(Dataset items)
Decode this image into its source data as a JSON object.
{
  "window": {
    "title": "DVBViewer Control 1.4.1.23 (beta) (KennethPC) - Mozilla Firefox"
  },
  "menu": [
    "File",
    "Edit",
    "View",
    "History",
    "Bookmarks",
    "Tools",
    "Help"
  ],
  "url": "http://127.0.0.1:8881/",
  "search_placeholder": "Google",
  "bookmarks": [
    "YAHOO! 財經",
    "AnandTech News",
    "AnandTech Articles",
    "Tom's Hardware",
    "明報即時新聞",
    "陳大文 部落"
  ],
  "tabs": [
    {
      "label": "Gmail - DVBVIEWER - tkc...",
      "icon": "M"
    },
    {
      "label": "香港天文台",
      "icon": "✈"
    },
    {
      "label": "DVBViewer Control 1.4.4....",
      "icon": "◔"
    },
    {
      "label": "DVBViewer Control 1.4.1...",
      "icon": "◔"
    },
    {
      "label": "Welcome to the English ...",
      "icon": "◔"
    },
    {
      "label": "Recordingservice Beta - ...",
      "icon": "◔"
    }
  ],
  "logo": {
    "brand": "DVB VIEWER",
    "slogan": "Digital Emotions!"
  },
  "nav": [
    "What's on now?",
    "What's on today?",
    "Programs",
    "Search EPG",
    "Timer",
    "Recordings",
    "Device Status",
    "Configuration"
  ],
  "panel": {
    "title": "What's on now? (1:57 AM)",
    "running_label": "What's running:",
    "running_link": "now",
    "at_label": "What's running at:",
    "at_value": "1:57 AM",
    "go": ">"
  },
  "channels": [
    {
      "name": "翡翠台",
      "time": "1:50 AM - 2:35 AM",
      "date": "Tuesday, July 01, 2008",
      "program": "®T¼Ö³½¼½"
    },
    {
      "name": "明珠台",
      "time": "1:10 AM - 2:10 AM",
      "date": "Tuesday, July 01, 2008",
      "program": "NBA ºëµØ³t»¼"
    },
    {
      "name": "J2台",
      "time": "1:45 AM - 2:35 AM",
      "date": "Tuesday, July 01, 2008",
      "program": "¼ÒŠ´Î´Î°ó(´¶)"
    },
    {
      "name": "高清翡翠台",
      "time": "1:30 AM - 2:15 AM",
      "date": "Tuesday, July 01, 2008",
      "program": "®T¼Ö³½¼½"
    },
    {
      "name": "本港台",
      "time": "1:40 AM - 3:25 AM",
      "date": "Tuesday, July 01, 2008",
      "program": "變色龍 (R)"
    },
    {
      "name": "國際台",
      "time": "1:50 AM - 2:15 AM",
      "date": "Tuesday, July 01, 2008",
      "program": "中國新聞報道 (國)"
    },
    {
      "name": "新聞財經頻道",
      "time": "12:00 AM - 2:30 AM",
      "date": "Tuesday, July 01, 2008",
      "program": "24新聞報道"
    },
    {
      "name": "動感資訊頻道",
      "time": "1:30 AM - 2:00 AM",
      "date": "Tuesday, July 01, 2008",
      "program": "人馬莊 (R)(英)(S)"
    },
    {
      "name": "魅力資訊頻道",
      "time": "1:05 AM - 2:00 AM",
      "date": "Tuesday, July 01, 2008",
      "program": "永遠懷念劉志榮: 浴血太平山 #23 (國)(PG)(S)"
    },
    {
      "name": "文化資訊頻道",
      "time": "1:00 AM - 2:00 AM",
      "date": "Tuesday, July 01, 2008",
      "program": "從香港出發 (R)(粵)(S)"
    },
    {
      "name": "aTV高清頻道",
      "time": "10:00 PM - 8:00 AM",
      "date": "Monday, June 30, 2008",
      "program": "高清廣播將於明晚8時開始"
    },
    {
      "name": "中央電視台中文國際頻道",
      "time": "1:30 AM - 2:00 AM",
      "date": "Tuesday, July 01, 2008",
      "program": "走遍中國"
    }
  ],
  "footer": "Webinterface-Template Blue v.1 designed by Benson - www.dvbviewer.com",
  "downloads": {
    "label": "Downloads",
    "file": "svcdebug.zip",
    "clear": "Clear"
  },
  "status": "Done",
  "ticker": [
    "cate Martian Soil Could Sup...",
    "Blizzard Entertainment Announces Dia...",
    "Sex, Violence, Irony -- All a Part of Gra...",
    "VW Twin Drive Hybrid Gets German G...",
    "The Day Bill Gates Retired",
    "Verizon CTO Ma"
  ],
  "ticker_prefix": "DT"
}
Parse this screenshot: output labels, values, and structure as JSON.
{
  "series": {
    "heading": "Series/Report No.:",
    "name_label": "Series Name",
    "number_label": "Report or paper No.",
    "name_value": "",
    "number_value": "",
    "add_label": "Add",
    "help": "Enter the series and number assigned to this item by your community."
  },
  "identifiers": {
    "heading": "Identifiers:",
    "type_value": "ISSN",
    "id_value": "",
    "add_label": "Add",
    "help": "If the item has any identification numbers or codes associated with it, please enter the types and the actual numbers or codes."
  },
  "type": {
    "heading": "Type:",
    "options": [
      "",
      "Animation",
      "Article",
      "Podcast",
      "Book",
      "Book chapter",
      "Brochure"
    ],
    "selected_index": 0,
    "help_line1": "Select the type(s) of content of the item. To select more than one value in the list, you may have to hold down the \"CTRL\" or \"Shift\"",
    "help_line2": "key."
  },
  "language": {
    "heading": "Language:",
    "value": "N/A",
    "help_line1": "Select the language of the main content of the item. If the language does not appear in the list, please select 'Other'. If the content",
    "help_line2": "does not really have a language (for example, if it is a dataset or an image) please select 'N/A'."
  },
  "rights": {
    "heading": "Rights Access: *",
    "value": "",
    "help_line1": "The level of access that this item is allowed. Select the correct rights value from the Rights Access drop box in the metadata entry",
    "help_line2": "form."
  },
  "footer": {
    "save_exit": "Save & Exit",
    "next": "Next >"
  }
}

■ Given problem:
Only the number is wanted: count the lines of the records that hold the word "footer".

■ Answer in full:
2